Written problem » Copy down every line where the string "managerial" shows up.

+++ Records +++

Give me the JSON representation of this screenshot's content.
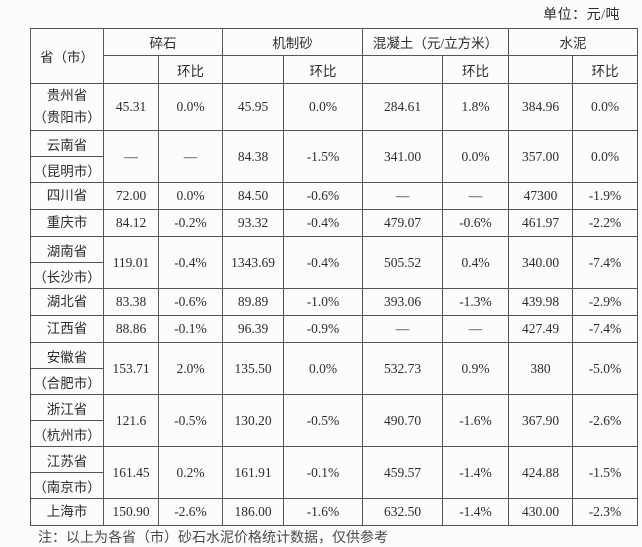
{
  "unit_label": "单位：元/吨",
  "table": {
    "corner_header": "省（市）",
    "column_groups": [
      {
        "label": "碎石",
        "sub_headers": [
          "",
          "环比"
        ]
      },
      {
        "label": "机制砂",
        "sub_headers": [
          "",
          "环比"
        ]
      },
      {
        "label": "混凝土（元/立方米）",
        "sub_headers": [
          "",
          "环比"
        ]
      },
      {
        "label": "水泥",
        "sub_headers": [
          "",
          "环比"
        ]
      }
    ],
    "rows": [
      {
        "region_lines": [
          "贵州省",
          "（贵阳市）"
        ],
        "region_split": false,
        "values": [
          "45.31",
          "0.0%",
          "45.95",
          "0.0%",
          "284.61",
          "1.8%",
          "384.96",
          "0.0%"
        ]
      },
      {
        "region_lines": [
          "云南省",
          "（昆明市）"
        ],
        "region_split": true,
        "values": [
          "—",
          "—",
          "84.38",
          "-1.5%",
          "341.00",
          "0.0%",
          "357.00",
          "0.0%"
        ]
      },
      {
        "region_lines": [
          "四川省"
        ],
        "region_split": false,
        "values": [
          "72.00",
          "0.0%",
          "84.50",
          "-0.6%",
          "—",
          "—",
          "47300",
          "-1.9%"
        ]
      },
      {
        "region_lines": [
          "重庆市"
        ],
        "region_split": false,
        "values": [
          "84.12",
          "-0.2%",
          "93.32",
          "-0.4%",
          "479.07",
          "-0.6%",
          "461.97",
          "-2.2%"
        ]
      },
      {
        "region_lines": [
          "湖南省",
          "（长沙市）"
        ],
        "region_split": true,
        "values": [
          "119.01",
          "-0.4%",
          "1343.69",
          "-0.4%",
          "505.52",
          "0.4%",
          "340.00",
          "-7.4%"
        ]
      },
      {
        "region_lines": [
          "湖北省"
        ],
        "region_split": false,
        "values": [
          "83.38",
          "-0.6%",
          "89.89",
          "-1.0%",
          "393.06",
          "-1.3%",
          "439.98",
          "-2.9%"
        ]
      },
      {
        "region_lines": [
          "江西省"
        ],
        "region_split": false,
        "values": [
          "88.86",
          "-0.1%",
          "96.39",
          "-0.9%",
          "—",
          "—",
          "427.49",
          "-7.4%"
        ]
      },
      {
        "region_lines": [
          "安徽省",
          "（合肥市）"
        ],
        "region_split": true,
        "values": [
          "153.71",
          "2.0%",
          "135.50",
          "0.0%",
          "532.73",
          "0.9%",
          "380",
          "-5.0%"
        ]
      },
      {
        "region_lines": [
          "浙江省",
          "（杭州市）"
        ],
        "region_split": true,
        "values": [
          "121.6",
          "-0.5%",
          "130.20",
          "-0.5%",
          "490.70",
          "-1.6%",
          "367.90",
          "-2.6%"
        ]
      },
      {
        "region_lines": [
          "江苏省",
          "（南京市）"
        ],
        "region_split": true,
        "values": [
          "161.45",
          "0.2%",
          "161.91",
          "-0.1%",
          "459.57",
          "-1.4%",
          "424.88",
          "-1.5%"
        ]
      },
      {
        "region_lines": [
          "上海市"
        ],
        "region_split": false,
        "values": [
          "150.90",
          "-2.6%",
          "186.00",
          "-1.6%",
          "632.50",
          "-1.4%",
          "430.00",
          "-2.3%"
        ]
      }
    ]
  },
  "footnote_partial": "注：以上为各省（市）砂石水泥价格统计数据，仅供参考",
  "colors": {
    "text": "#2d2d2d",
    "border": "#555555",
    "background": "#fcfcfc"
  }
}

+++
+++ Records +++

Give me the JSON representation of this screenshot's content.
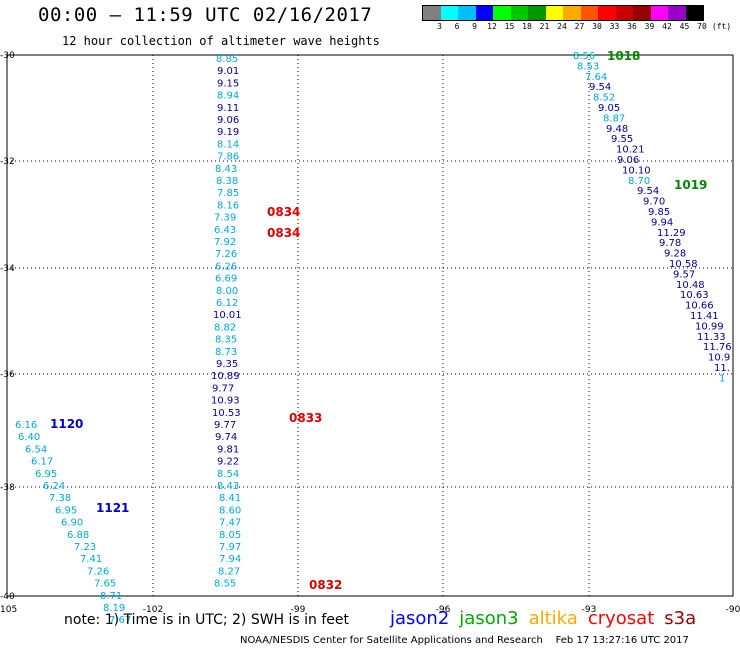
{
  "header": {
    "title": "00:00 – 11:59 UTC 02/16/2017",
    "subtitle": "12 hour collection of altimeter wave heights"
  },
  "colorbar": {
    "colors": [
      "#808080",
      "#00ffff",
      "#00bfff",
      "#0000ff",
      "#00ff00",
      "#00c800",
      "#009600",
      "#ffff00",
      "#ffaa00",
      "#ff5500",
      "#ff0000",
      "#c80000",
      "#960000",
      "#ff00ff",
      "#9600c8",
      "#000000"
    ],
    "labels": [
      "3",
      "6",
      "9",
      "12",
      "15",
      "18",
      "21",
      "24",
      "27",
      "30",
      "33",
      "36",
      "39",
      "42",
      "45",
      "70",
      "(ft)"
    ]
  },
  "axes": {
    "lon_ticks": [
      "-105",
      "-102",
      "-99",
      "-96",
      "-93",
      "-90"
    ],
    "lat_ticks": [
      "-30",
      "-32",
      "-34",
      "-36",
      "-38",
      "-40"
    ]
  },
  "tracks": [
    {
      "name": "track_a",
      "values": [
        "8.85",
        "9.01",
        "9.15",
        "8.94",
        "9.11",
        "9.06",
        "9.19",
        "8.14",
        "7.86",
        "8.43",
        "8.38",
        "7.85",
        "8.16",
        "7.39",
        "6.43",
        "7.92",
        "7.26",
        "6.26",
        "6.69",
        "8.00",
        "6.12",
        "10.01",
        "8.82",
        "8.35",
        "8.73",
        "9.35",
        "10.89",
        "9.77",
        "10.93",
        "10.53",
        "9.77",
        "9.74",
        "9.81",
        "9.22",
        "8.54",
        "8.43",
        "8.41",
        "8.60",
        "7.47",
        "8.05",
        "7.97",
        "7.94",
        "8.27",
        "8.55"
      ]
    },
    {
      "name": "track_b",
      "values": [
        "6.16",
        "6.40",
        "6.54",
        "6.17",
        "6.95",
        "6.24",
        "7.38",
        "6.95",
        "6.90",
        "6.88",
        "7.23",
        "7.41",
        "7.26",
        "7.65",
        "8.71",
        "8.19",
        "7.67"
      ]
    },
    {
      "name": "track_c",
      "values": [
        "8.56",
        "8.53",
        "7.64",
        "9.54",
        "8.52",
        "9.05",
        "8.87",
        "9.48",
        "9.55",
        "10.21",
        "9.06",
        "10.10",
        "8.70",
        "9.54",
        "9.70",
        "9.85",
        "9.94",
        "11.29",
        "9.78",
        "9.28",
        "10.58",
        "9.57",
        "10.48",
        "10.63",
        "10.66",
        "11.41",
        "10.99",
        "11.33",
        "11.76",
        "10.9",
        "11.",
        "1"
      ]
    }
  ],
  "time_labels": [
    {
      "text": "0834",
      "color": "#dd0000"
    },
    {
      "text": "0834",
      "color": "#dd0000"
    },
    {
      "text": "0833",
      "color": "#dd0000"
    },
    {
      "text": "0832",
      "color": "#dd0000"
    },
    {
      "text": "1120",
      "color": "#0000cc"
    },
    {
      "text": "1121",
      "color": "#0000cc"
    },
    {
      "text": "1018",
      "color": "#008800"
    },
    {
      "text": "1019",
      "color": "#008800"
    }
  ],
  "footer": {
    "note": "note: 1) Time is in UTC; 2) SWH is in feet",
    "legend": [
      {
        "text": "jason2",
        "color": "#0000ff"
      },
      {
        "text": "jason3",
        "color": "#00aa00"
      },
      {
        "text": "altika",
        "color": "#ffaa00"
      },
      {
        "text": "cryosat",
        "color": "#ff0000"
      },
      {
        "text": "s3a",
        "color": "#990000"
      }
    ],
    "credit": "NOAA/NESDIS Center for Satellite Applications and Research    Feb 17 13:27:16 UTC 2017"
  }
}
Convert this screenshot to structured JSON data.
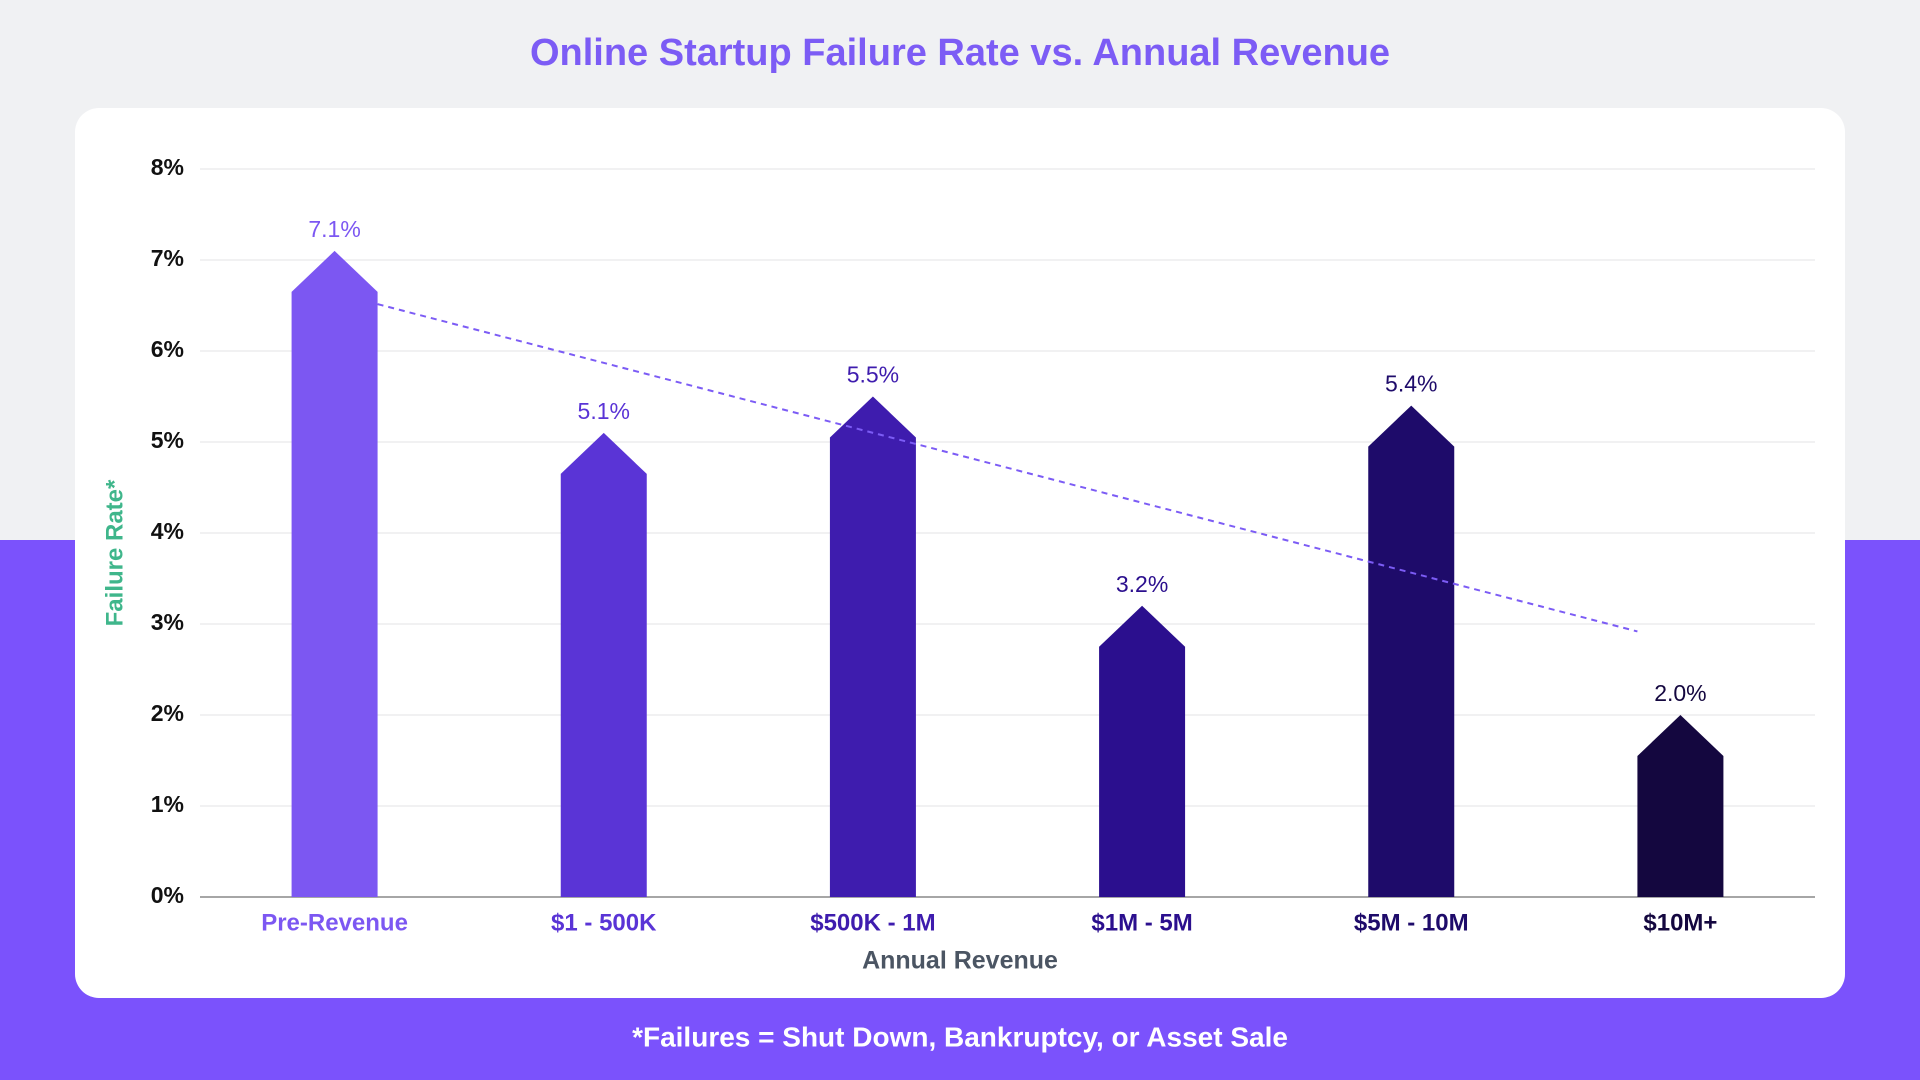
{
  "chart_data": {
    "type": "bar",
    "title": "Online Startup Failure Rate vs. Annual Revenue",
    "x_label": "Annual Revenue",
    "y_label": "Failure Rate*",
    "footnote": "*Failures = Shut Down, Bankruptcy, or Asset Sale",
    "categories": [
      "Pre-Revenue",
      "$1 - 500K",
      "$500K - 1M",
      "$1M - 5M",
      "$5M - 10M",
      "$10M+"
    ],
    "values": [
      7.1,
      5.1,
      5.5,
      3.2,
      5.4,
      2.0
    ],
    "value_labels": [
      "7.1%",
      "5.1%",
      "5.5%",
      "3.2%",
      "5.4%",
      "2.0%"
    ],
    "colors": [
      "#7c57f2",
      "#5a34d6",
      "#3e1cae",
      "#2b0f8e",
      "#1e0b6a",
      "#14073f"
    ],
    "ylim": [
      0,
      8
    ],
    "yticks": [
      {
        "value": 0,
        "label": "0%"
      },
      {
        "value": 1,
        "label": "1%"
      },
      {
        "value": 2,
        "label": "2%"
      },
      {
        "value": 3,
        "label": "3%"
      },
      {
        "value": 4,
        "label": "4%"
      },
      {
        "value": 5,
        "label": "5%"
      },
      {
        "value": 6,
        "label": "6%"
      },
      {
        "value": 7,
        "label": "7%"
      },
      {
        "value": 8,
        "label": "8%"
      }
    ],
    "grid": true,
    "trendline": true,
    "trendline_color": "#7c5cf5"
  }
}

+++
+++ Records +++

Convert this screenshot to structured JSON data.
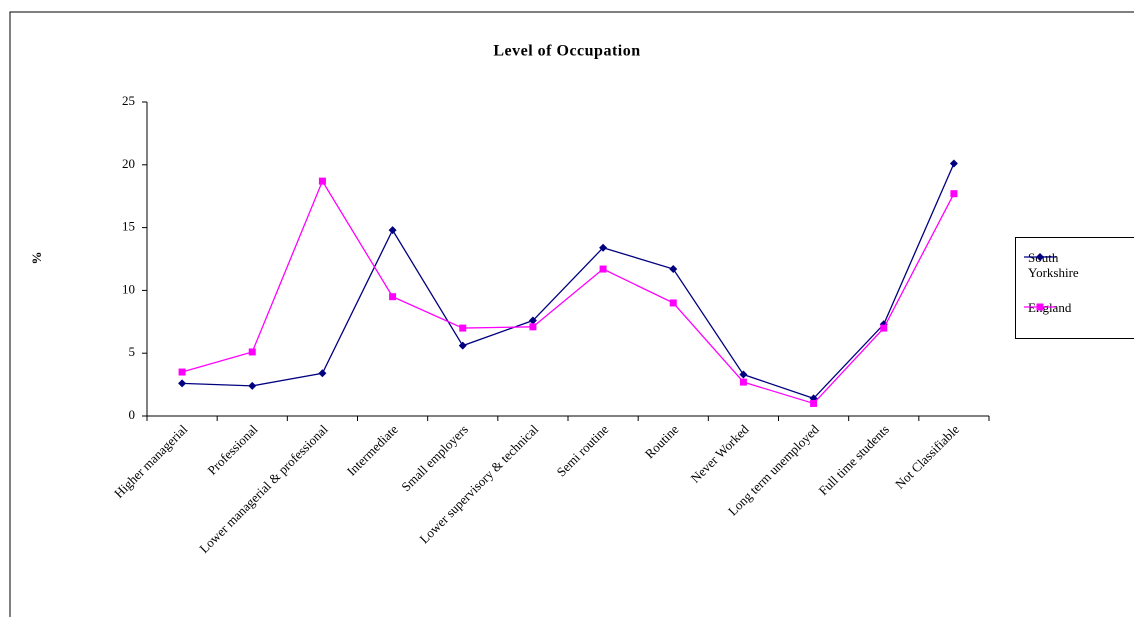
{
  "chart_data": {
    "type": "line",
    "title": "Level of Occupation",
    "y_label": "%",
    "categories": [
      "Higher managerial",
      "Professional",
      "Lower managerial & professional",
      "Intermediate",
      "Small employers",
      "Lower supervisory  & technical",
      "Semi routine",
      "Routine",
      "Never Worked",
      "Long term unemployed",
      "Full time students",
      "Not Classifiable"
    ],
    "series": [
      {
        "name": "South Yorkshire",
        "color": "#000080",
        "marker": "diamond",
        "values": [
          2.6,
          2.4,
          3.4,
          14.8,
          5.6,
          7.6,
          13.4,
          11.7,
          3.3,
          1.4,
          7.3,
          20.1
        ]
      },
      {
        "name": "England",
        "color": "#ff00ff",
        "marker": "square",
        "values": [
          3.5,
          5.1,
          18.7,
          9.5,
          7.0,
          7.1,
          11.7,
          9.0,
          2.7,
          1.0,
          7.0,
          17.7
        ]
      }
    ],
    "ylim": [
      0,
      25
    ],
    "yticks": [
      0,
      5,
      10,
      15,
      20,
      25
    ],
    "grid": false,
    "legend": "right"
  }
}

+++

Solved problem »
      "Higher managerial",
      "Lower managerial & professional",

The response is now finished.